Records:

━━━━

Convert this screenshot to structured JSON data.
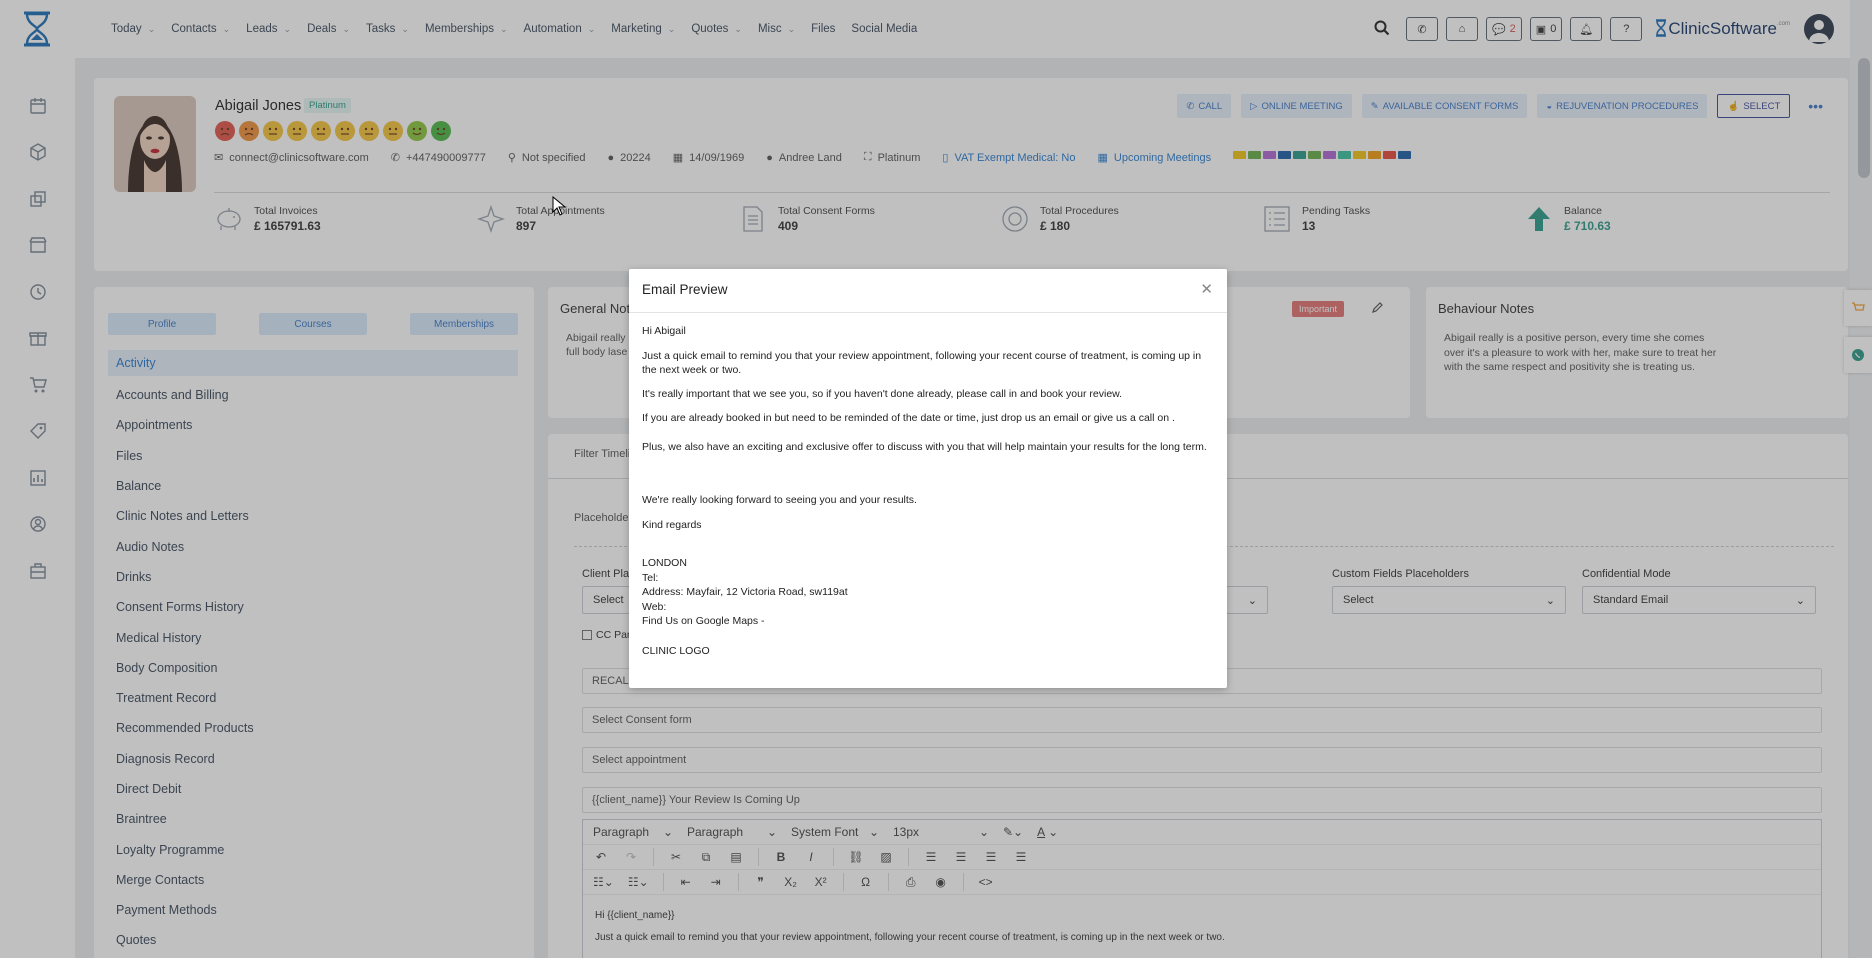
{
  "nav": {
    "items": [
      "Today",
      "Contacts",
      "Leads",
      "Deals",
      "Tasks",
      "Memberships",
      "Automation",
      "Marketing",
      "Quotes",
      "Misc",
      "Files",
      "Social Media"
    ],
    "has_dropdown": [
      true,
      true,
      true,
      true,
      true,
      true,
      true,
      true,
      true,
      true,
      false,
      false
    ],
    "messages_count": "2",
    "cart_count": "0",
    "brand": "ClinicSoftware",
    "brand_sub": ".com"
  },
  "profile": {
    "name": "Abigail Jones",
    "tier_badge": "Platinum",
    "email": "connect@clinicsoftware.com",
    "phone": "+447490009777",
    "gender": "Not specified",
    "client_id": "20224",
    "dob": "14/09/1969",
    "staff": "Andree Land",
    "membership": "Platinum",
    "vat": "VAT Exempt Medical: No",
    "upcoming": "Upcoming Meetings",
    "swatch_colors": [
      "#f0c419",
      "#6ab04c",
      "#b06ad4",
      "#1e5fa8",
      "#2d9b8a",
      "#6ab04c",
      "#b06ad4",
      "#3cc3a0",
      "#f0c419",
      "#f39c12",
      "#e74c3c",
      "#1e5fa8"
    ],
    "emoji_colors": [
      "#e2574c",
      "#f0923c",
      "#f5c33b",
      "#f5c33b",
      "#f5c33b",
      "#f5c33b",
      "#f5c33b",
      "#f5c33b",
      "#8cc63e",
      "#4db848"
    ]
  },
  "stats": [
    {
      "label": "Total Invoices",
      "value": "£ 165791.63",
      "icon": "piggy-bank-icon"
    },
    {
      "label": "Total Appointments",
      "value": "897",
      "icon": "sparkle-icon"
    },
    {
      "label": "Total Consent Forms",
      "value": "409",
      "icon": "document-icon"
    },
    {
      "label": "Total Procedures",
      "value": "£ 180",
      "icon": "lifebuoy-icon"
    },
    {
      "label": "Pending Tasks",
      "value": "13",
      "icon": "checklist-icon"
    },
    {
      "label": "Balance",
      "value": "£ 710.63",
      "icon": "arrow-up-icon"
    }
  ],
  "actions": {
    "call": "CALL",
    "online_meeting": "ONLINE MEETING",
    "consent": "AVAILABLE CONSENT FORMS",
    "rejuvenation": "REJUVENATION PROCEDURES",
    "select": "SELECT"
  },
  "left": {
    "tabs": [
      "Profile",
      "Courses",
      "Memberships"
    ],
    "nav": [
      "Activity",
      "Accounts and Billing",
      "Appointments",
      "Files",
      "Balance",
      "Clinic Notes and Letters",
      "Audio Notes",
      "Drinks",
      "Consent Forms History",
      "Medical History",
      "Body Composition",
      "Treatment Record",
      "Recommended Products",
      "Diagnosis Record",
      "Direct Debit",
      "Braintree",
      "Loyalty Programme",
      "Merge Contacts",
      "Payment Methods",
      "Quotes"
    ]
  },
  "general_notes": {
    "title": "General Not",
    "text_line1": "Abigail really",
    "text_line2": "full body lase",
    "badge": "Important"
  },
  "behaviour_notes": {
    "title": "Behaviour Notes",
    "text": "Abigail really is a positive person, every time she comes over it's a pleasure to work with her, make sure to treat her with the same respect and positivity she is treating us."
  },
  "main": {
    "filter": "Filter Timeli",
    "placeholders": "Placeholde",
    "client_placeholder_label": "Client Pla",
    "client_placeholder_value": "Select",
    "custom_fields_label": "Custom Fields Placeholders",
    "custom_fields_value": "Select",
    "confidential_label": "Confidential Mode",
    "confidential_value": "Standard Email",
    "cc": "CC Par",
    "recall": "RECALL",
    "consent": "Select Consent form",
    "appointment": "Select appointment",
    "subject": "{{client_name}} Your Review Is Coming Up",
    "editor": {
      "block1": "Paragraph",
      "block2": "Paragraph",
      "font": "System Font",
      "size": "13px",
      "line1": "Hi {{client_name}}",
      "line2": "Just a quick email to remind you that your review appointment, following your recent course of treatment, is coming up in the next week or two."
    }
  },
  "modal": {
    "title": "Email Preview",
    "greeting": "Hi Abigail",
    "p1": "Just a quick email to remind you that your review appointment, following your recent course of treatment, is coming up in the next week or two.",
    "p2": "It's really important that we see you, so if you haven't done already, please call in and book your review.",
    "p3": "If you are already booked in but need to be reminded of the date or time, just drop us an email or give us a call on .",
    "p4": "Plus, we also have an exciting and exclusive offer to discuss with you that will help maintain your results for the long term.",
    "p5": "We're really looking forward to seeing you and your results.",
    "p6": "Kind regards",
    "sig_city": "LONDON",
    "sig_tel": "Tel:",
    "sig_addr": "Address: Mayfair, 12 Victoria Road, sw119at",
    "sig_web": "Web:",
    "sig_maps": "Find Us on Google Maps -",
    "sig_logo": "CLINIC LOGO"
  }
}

━━━━

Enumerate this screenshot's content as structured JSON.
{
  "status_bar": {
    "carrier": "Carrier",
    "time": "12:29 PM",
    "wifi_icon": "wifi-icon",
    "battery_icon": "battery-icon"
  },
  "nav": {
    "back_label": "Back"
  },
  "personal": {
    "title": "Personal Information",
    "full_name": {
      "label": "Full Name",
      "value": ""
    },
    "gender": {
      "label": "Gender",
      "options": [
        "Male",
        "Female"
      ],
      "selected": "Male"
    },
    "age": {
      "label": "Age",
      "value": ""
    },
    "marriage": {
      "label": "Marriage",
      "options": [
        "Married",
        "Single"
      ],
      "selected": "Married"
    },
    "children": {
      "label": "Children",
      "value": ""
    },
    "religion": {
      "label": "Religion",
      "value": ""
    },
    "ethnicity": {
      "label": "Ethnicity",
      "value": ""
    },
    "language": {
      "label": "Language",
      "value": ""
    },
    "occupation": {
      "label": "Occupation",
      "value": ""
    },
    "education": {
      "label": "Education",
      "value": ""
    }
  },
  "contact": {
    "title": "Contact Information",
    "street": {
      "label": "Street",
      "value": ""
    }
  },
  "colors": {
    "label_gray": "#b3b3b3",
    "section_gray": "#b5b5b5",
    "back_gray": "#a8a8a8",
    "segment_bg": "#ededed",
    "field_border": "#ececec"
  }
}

━━━━

- What is expected -
Above are some records. Report the number of their lines that include "results", and add nothing else.

- Reply -
2